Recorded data
::::

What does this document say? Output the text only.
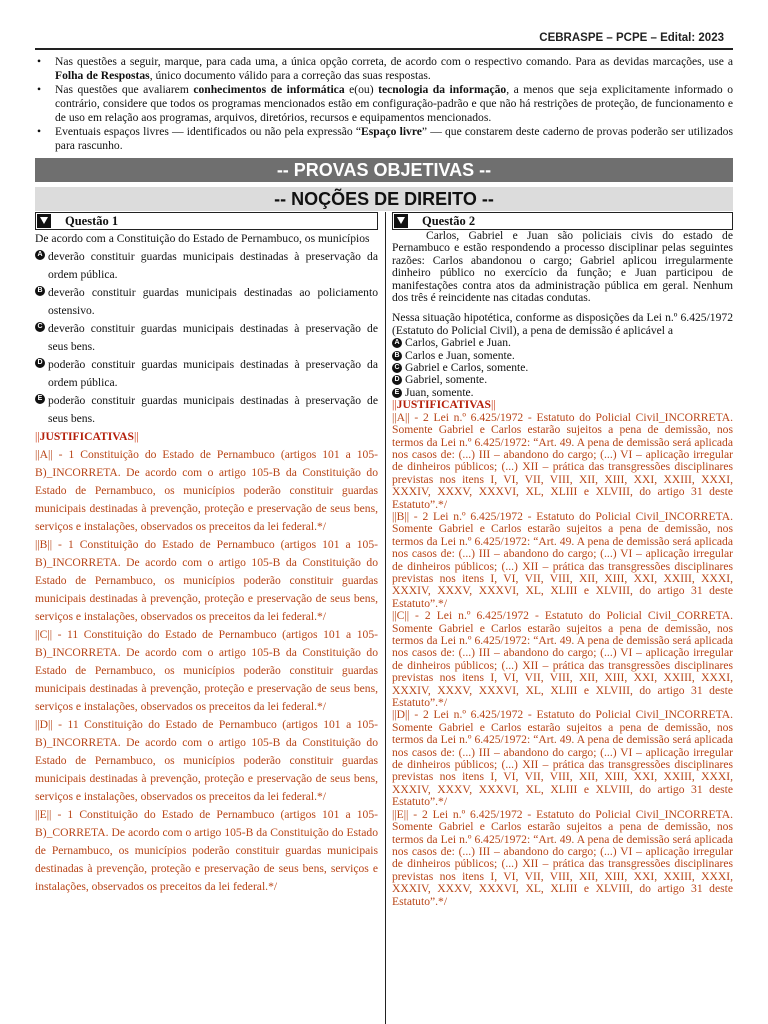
CEBRASPE – PCPE – Edital: 2023
• Nas questões a seguir, marque, para cada uma, a única opção correta, de acordo com o respectivo comando. Para as devidas marcações, use a Folha de Respostas, único documento válido para a correção das suas respostas.
• Nas questões que avaliarem conhecimentos de informática e(ou) tecnologia da informação, a menos que seja explicitamente informado o contrário, considere que todos os programas mencionados estão em configuração-padrão e que não há restrições de proteção, de funcionamento e de uso em relação aos programas, arquivos, diretórios, recursos e equipamentos mencionados.
• Eventuais espaços livres — identificados ou não pela expressão “Espaço livre” — que constarem deste caderno de provas poderão ser utilizados para rascunho.
-- PROVAS OBJETIVAS --
-- NOÇÕES DE DIREITO --
Questão 1

De acordo com a Constituição do Estado de Pernambuco, os municípios

A deverão constituir guardas municipais destinadas à preservação da ordem pública.
B deverão constituir guardas municipais destinadas ao policiamento ostensivo.
C deverão constituir guardas municipais destinadas à preservação de seus bens.
D poderão constituir guardas municipais destinadas à preservação da ordem pública.
E poderão constituir guardas municipais destinadas à preservação de seus bens.
||JUSTIFICATIVAS||

||A|| - 1 Constituição do Estado de Pernambuco (artigos 101 a 105-B)_INCORRETA. De acordo com o artigo 105-B da Constituição do Estado de Pernambuco, os municípios poderão constituir guardas municipais destinadas à prevenção, proteção e preservação de seus bens, serviços e instalações, observados os preceitos da lei federal.*/

||B|| - 1 Constituição do Estado de Pernambuco (artigos 101 a 105-B)_INCORRETA. De acordo com o artigo 105-B da Constituição do Estado de Pernambuco, os municípios poderão constituir guardas municipais destinadas à prevenção, proteção e preservação de seus bens, serviços e instalações, observados os preceitos da lei federal.*/

||C|| - 11 Constituição do Estado de Pernambuco (artigos 101 a 105-B)_INCORRETA. De acordo com o artigo 105-B da Constituição do Estado de Pernambuco, os municípios poderão constituir guardas municipais destinadas à prevenção, proteção e preservação de seus bens, serviços e instalações, observados os preceitos da lei federal.*/

||D|| - 11 Constituição do Estado de Pernambuco (artigos 101 a 105-B)_INCORRETA. De acordo com o artigo 105-B da Constituição do Estado de Pernambuco, os municípios poderão constituir guardas municipais destinadas à prevenção, proteção e preservação de seus bens, serviços e instalações, observados os preceitos da lei federal.*/

||E|| - 1 Constituição do Estado de Pernambuco (artigos 101 a 105-B)_CORRETA. De acordo com o artigo 105-B da Constituição do Estado de Pernambuco, os municípios poderão constituir guardas municipais destinadas à prevenção, proteção e preservação de seus bens, serviços e instalações, observados os preceitos da lei federal.*/

Questão 2

Carlos, Gabriel e Juan são policiais civis do estado de Pernambuco e estão respondendo a processo disciplinar pelas seguintes razões: Carlos abandonou o cargo; Gabriel aplicou irregularmente dinheiro público no exercício da função; e Juan participou de manifestações contra atos da administração pública em geral. Nenhum dos três é reincidente nas citadas condutas.

Nessa situação hipotética, conforme as disposições da Lei n.º 6.425/1972 (Estatuto do Policial Civil), a pena de demissão é aplicável a

A Carlos, Gabriel e Juan.
B Carlos e Juan, somente.
C Gabriel e Carlos, somente.
D Gabriel, somente.
E Juan, somente.
||JUSTIFICATIVAS||

||A|| - 2 Lei n.º 6.425/1972 - Estatuto do Policial Civil_INCORRETA. Somente Gabriel e Carlos estarão sujeitos a pena de demissão, nos termos da Lei n.º 6.425/1972: “Art. 49. A pena de demissão será aplicada nos casos de: (...) III – abandono do cargo; (...) VI – aplicação irregular de dinheiros públicos; (...) XII – prática das transgressões disciplinares previstas nos itens I, VI, VII, VIII, XII, XIII, XXI, XXIII, XXXI, XXXIV, XXXV, XXXVI, XL, XLIII e XLVIII, do artigo 31 deste Estatuto”.*/

||B|| - 2 Lei n.º 6.425/1972 - Estatuto do Policial Civil_INCORRETA. Somente Gabriel e Carlos estarão sujeitos a pena de demissão, nos termos da Lei n.º 6.425/1972: “Art. 49. A pena de demissão será aplicada nos casos de: (...) III – abandono do cargo; (...) VI – aplicação irregular de dinheiros públicos; (...) XII – prática das transgressões disciplinares previstas nos itens I, VI, VII, VIII, XII, XIII, XXI, XXIII, XXXI, XXXIV, XXXV, XXXVI, XL, XLIII e XLVIII, do artigo 31 deste Estatuto”.*/

||C|| - 2 Lei n.º 6.425/1972 - Estatuto do Policial Civil_CORRETA. Somente Gabriel e Carlos estarão sujeitos a pena de demissão, nos termos da Lei n.º 6.425/1972: “Art. 49. A pena de demissão será aplicada nos casos de: (...) III – abandono do cargo; (...) VI – aplicação irregular de dinheiros públicos; (...) XII – prática das transgressões disciplinares previstas nos itens I, VI, VII, VIII, XII, XIII, XXI, XXIII, XXXI, XXXIV, XXXV, XXXVI, XL, XLIII e XLVIII, do artigo 31 deste Estatuto”.*/

||D|| - 2 Lei n.º 6.425/1972 - Estatuto do Policial Civil_INCORRETA. Somente Gabriel e Carlos estarão sujeitos a pena de demissão, nos termos da Lei n.º 6.425/1972: “Art. 49. A pena de demissão será aplicada nos casos de: (...) III – abandono do cargo; (...) VI – aplicação irregular de dinheiros públicos; (...) XII – prática das transgressões disciplinares previstas nos itens I, VI, VII, VIII, XII, XIII, XXI, XXIII, XXXI, XXXIV, XXXV, XXXVI, XL, XLIII e XLVIII, do artigo 31 deste Estatuto”.*/

||E|| - 2 Lei n.º 6.425/1972 - Estatuto do Policial Civil_INCORRETA. Somente Gabriel e Carlos estarão sujeitos a pena de demissão, nos termos da Lei n.º 6.425/1972: “Art. 49. A pena de demissão será aplicada nos casos de: (...) III – abandono do cargo; (...) VI – aplicação irregular de dinheiros públicos; (...) XII – prática das transgressões disciplinares previstas nos itens I, VI, VII, VIII, XII, XIII, XXI, XXIII, XXXI, XXXIV, XXXV, XXXVI, XL, XLIII e XLVIII, do artigo 31 deste Estatuto”.*/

::::

Copy and report every line where the word "questões" is present.

• Nas questões a seguir, marque, para cada uma, a única opção correta, de acordo com o respectivo comando. Para as devidas marcações, use a Folha de Respostas, único documento válido para a correção das suas respostas.
• Nas questões que avaliarem conhecimentos de informática e(ou) tecnologia da informação, a menos que seja explicitamente informado o contrário, considere que todos os programas mencionados estão em configuração-padrão e que não há restrições de proteção, de funcionamento e de uso em relação aos programas, arquivos, diretórios, recursos e equipamentos mencionados.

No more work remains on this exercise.